**Stated goal**
Read the material below and count the lines holding the string "siliceous". Give that count with nothing added.

Data extracted from a collection:
--- START ---
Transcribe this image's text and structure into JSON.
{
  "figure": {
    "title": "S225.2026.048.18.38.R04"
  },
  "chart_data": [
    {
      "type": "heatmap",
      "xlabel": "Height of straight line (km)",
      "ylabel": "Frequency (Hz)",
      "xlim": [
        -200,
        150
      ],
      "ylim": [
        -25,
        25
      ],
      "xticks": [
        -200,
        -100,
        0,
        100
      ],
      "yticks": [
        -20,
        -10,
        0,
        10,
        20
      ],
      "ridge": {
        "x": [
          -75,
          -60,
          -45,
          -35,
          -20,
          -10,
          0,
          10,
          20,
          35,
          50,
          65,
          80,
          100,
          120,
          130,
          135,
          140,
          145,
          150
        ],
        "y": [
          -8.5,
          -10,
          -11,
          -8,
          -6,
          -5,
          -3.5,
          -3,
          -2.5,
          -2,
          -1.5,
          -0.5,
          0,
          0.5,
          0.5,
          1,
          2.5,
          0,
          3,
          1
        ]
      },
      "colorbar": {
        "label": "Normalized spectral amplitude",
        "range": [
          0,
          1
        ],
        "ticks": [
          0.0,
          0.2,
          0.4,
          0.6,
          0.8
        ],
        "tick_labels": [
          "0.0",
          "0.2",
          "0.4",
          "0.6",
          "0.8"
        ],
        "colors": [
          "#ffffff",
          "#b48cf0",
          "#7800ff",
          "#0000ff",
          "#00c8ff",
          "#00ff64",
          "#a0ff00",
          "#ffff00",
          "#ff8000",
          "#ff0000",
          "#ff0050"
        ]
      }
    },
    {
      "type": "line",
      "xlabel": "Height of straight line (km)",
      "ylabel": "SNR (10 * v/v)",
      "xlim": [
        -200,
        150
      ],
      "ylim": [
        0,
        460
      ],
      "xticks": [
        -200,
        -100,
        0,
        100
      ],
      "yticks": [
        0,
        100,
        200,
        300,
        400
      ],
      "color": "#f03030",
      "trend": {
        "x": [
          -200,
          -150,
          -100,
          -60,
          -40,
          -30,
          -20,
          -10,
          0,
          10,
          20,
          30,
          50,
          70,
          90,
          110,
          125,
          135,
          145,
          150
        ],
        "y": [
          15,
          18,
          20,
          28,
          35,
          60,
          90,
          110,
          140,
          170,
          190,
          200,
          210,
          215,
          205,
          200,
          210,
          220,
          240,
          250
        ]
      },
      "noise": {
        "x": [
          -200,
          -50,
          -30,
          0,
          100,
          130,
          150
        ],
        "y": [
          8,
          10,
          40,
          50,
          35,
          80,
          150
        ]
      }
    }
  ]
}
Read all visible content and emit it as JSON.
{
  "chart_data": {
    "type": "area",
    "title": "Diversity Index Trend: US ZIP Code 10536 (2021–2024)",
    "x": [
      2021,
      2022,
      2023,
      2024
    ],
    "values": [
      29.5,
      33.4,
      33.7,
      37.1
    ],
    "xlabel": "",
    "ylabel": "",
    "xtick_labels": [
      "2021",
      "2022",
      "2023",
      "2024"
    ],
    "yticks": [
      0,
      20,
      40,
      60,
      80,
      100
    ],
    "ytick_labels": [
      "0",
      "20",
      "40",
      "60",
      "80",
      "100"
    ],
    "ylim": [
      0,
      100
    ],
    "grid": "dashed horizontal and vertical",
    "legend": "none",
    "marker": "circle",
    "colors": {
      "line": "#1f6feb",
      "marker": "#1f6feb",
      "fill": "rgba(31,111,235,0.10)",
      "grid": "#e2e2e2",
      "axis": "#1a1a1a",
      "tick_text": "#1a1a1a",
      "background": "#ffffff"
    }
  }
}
--- END ---
--- START ---
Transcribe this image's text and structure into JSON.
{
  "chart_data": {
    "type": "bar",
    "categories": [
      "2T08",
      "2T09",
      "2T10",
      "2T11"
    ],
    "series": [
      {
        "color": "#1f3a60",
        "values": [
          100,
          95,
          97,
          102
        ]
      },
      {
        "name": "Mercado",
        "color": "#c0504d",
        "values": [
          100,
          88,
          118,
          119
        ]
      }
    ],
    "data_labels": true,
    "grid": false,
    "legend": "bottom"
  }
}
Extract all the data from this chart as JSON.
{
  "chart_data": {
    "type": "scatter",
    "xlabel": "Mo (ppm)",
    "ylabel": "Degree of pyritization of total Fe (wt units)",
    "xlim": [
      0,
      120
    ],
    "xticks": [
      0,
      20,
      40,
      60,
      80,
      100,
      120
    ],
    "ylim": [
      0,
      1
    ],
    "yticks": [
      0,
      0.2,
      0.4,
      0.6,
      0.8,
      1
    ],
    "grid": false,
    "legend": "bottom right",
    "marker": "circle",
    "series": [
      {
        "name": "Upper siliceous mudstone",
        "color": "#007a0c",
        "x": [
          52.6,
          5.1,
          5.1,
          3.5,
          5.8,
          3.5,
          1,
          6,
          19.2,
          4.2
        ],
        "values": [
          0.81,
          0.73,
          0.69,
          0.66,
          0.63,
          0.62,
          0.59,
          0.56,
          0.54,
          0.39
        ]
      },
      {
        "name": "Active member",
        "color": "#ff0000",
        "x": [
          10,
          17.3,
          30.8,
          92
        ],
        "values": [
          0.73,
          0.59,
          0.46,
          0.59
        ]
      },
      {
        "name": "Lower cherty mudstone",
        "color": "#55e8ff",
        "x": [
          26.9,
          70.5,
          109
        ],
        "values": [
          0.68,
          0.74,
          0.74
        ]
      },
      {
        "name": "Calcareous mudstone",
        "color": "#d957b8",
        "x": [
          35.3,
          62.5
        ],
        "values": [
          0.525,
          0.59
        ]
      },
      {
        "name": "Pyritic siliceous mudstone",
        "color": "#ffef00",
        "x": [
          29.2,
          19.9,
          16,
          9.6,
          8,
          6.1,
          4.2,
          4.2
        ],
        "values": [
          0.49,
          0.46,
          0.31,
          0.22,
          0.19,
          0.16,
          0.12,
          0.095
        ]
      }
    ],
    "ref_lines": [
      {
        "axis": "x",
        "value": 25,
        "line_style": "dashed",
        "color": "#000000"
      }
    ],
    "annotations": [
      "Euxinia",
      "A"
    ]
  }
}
--- END ---
**Task output**
2